**WHAT TO PRODUCE:** Below are some records. Copy every line in them that holds "afirmativo".

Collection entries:
------------

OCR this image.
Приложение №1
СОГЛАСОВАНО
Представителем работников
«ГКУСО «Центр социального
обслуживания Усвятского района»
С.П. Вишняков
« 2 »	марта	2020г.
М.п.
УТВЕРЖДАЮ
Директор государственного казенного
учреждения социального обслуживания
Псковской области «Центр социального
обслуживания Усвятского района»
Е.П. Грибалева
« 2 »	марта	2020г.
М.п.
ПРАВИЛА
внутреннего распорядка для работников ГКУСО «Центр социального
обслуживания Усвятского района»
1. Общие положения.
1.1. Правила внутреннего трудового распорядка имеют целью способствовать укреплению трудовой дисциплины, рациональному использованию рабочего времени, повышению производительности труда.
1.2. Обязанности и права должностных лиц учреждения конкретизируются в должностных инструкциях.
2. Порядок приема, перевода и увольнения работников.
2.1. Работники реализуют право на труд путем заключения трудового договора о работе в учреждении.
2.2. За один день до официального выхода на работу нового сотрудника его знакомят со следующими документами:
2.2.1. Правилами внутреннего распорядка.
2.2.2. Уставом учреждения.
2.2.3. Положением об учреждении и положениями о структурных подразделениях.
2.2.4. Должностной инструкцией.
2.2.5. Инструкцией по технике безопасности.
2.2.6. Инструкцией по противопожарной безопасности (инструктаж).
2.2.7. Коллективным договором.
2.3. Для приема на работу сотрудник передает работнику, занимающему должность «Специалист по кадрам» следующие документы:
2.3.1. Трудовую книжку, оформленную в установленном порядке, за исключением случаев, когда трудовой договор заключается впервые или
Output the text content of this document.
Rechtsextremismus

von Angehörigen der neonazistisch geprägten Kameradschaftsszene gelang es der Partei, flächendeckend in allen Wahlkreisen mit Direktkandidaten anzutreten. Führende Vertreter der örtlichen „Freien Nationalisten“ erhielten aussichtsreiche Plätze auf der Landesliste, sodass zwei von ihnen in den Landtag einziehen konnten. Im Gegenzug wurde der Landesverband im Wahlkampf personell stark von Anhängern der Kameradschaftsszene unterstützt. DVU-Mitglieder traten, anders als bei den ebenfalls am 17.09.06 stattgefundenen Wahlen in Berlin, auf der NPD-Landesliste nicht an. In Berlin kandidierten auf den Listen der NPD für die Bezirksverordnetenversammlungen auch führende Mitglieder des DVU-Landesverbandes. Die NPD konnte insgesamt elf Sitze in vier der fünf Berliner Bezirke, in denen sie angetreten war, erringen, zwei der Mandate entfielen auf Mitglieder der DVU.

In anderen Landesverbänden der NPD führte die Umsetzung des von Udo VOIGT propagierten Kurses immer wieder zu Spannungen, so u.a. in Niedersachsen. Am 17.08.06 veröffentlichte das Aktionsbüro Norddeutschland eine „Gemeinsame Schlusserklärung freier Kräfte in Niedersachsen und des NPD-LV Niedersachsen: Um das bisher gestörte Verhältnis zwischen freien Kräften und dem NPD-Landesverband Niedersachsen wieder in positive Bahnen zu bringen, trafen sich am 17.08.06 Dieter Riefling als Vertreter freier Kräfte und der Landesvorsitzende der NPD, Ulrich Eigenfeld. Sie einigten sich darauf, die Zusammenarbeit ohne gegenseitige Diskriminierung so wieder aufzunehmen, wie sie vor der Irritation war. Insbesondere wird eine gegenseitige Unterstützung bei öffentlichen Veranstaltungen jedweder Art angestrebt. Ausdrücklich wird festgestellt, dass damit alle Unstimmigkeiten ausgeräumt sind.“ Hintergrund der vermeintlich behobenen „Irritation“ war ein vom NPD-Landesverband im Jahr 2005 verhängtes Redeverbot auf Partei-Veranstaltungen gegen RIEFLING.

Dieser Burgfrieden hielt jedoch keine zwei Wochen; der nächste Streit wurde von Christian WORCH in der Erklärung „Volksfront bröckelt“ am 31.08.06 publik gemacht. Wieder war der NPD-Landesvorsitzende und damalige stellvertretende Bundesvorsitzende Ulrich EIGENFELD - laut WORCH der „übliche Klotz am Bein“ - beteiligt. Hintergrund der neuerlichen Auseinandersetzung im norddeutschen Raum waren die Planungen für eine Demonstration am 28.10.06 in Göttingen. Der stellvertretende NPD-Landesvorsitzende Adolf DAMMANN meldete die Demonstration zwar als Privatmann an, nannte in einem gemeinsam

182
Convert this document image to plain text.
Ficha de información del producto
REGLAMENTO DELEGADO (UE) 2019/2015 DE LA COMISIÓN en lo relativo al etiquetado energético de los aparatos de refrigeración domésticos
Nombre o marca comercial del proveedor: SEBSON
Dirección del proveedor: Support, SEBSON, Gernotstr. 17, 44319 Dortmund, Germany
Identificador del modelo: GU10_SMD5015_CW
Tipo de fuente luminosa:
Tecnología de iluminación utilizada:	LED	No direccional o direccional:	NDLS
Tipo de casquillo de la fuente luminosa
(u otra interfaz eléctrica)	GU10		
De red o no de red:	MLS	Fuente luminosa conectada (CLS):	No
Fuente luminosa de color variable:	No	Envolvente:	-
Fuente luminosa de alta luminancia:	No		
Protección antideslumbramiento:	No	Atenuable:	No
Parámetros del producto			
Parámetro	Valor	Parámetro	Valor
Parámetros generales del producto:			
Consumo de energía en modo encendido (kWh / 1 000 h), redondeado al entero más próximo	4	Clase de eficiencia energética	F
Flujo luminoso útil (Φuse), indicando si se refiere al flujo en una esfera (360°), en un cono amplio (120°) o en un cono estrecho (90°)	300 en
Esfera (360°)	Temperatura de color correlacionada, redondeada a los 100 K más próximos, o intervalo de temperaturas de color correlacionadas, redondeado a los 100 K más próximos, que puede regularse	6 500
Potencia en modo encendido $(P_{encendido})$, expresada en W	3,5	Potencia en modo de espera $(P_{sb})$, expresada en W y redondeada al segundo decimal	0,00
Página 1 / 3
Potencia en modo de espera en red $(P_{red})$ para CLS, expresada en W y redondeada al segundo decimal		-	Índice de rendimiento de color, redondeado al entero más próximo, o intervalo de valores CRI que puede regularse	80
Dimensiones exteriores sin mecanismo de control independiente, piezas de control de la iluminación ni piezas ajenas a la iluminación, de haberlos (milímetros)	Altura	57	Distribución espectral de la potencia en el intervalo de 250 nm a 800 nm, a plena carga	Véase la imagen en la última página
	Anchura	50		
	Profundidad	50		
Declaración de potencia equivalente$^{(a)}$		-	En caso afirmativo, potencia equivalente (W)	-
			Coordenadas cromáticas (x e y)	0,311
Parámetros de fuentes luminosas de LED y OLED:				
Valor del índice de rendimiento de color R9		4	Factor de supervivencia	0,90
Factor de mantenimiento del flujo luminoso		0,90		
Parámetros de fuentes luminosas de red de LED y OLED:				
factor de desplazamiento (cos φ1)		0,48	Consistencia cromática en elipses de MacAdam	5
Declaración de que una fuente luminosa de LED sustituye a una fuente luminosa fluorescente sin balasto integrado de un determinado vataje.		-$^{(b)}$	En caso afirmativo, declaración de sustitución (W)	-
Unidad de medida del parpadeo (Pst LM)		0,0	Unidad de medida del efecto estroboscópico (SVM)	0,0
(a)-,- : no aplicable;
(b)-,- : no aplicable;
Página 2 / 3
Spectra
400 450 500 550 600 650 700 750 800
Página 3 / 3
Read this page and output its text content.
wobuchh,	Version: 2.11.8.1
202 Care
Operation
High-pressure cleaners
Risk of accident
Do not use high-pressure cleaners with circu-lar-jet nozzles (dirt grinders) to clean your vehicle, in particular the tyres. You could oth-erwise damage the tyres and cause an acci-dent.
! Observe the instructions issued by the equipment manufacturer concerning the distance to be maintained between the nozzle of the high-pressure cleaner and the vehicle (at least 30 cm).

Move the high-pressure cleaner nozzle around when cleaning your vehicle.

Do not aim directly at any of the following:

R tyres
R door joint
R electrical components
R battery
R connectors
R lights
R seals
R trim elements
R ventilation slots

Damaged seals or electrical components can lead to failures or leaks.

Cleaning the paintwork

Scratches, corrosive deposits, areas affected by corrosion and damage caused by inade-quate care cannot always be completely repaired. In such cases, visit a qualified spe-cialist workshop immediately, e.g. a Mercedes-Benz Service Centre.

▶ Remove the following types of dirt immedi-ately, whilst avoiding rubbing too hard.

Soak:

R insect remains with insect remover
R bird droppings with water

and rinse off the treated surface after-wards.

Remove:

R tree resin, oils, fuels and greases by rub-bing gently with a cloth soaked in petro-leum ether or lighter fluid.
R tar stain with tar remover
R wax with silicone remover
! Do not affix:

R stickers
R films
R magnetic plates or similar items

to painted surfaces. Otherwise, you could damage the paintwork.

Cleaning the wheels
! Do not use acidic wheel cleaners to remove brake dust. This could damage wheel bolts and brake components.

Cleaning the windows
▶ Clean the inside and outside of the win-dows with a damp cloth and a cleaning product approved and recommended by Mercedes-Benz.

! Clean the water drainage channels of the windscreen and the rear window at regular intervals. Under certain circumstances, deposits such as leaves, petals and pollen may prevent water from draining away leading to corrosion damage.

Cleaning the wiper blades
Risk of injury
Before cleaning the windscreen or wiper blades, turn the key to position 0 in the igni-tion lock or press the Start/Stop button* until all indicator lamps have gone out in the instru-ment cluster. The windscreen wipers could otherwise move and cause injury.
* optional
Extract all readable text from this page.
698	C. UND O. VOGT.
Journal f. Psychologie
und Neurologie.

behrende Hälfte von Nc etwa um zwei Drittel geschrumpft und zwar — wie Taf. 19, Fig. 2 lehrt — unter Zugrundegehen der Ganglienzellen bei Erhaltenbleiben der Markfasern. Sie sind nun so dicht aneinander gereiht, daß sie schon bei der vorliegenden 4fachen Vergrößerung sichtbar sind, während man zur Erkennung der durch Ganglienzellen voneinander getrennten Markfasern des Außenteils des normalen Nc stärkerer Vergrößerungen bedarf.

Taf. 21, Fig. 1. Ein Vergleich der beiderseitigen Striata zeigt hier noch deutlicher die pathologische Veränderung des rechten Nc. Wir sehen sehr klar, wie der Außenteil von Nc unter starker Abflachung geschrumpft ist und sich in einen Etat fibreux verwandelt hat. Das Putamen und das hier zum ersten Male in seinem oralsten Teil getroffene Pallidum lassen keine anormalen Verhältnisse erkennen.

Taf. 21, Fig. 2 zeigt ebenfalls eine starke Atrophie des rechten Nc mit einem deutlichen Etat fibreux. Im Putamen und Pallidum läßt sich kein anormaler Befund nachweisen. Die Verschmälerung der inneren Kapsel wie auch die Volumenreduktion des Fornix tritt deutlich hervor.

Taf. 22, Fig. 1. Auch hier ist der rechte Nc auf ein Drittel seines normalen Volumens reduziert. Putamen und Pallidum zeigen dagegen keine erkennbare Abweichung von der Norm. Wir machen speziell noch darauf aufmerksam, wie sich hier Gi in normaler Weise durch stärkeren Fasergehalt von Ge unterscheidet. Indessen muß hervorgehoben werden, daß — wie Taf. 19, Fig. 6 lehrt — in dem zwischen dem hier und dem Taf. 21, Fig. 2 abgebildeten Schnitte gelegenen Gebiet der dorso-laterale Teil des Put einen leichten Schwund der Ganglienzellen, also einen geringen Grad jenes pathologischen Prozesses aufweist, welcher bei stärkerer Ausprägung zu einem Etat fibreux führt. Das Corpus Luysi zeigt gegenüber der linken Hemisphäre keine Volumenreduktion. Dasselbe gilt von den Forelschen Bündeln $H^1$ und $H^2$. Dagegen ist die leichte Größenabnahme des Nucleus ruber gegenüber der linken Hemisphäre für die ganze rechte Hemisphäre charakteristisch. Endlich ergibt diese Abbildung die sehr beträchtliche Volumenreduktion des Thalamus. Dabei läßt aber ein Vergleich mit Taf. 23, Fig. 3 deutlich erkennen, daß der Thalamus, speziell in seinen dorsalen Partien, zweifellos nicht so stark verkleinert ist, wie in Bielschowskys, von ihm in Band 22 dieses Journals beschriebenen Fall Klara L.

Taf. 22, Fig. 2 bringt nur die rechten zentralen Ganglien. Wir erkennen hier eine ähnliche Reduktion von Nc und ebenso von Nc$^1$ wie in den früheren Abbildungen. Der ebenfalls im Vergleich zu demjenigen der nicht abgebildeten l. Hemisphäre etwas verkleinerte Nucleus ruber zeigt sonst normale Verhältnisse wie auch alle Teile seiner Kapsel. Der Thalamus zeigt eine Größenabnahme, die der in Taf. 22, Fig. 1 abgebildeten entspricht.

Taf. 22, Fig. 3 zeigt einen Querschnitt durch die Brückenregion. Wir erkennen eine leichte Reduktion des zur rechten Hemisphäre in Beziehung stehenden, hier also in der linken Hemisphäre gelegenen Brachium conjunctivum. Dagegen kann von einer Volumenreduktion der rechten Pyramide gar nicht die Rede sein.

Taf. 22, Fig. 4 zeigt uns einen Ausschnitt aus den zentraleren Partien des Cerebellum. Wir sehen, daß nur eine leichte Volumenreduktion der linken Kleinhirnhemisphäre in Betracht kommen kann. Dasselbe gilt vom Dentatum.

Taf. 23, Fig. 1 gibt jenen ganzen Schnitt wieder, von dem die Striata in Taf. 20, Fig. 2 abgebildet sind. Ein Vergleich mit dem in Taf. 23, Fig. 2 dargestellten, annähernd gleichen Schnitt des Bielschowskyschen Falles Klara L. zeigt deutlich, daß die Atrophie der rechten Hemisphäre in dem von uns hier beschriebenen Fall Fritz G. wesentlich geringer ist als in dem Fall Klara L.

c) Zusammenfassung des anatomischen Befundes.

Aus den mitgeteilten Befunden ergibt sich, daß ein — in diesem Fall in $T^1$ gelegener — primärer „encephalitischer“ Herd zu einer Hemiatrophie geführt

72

------------

**TASK ANSWER:**
Declaración de potencia equivalente$^{(a)}$		-	En caso afirmativo, potencia equivalente (W)	-
Declaración de que una fuente luminosa de LED sustituye a una fuente luminosa fluorescente sin balasto integrado de un determinado vataje.		-$^{(b)}$	En caso afirmativo, declaración de sustitución (W)	-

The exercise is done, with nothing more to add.